From the entries below, gather every line containing the string "Amazon".

__Records for the task__

%%

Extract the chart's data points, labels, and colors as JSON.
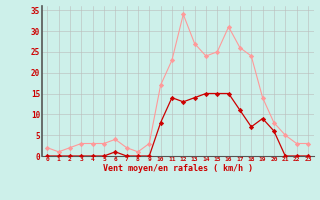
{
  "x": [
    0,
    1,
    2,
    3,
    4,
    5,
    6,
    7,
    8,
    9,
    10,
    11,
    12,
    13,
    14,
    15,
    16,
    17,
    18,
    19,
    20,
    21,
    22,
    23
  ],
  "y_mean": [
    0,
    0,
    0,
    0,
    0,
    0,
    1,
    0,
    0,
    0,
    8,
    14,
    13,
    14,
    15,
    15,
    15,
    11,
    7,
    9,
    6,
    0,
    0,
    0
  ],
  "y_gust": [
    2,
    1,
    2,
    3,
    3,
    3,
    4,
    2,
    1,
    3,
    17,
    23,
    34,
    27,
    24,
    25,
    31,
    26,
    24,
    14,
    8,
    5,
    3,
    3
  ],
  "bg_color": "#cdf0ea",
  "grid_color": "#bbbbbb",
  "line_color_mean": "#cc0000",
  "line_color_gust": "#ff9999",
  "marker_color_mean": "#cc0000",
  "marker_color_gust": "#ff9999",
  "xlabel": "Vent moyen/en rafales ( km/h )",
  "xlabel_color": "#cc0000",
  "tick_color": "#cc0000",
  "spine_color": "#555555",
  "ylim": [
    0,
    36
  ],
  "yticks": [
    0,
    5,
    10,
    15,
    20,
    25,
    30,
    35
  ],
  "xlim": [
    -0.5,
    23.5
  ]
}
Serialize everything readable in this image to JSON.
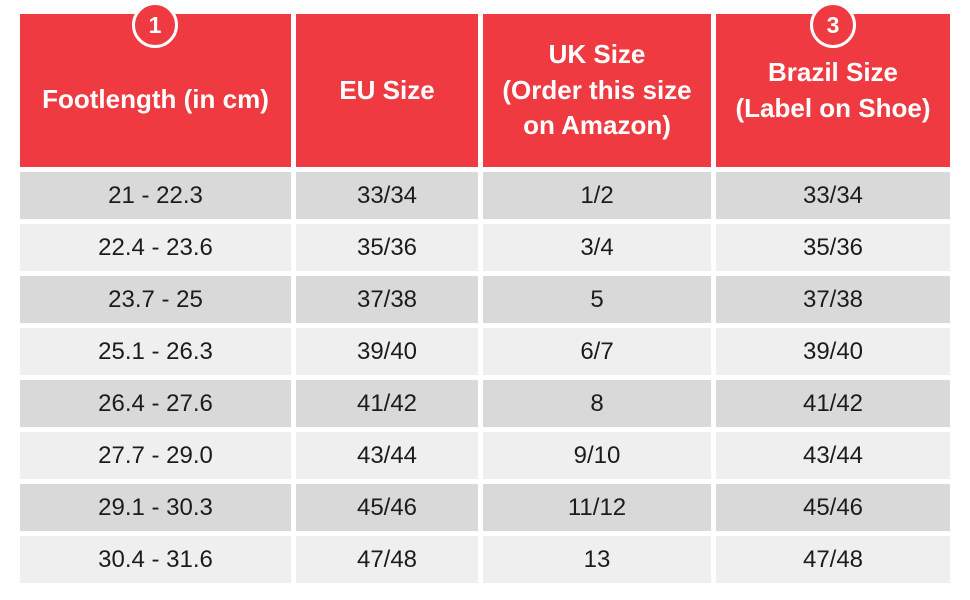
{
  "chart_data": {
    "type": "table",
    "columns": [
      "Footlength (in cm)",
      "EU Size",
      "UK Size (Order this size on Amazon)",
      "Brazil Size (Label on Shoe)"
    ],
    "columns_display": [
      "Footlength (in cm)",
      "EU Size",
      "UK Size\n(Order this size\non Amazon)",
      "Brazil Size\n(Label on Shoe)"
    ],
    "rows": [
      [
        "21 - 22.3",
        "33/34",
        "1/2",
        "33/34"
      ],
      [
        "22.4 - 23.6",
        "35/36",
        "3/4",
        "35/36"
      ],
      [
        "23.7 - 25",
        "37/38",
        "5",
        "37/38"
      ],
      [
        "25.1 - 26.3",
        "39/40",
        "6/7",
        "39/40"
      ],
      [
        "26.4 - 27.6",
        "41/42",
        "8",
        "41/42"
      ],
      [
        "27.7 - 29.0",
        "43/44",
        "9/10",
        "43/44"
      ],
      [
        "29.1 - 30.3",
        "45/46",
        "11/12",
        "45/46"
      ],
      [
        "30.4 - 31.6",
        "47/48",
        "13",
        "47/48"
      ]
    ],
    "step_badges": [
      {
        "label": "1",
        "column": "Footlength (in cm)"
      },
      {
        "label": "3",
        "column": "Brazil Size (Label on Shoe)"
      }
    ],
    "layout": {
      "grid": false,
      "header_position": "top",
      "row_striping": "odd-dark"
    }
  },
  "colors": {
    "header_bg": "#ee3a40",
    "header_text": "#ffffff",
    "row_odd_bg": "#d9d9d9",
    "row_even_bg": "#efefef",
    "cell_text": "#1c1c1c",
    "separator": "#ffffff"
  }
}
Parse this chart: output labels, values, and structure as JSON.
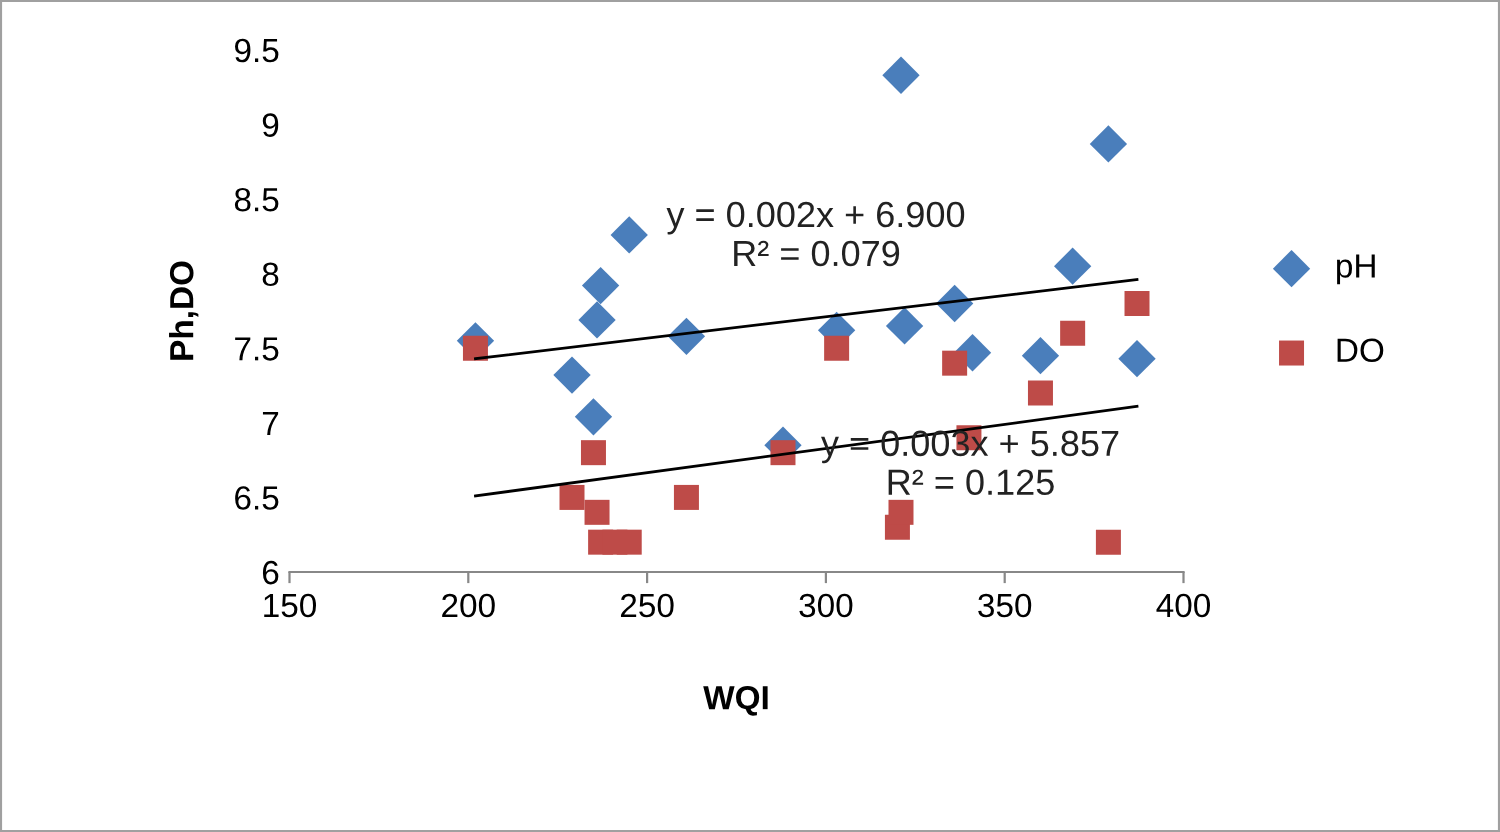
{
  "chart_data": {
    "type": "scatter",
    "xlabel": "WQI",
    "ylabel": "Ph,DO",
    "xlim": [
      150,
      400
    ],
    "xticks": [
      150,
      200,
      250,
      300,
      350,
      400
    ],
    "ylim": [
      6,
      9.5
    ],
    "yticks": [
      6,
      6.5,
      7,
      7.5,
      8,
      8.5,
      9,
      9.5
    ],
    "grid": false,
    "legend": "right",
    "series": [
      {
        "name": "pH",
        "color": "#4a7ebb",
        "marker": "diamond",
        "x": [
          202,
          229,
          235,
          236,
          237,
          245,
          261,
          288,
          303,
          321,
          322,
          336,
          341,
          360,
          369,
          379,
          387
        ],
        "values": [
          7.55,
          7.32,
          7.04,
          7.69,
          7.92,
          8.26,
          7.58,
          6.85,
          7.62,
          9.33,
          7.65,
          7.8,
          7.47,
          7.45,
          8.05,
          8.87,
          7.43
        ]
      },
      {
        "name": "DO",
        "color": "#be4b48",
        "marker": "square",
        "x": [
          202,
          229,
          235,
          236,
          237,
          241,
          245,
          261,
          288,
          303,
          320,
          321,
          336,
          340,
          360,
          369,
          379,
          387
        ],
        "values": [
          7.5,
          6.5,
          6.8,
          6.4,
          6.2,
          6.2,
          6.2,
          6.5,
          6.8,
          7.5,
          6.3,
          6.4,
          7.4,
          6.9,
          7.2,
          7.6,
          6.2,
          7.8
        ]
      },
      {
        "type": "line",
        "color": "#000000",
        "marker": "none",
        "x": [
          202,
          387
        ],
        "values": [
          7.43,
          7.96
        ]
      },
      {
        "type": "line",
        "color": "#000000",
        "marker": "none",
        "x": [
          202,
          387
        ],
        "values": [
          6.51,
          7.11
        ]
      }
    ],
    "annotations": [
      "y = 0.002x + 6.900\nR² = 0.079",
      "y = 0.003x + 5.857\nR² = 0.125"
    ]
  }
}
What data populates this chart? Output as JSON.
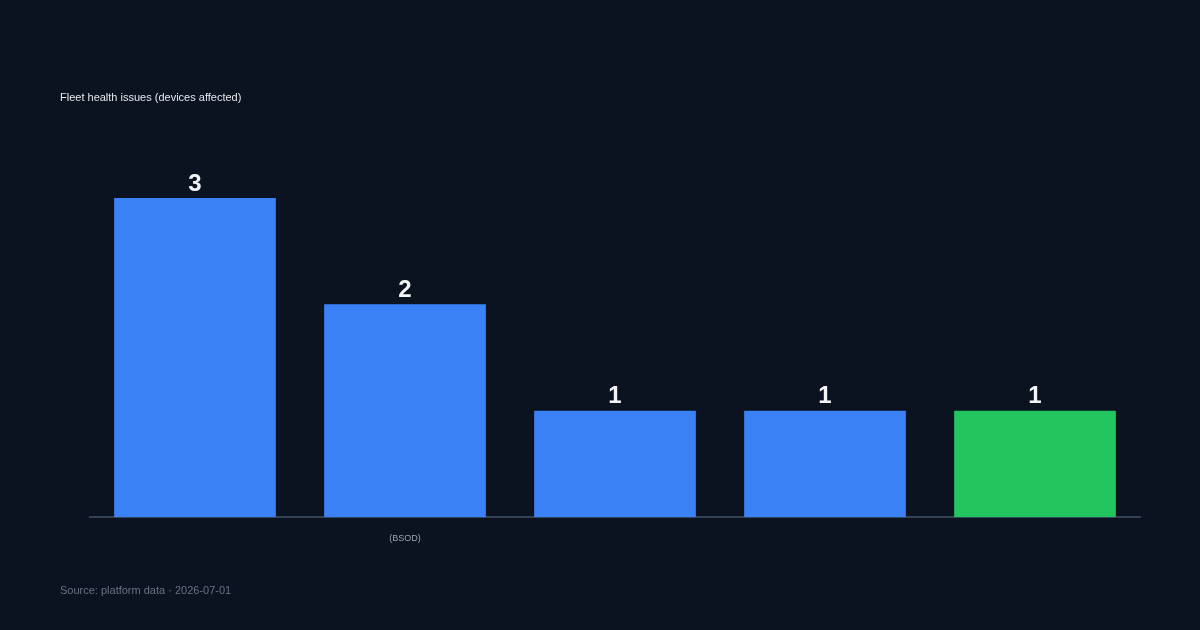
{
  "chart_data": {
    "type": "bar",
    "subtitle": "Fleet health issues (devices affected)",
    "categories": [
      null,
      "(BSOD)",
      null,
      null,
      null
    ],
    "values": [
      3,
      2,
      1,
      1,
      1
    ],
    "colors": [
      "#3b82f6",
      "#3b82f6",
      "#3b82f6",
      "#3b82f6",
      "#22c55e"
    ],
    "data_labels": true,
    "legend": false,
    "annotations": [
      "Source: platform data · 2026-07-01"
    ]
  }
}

%%

__Result__
      "UK Size (Order this size on Amazon)",
      "UK Size\n(Order this size\non Amazon)",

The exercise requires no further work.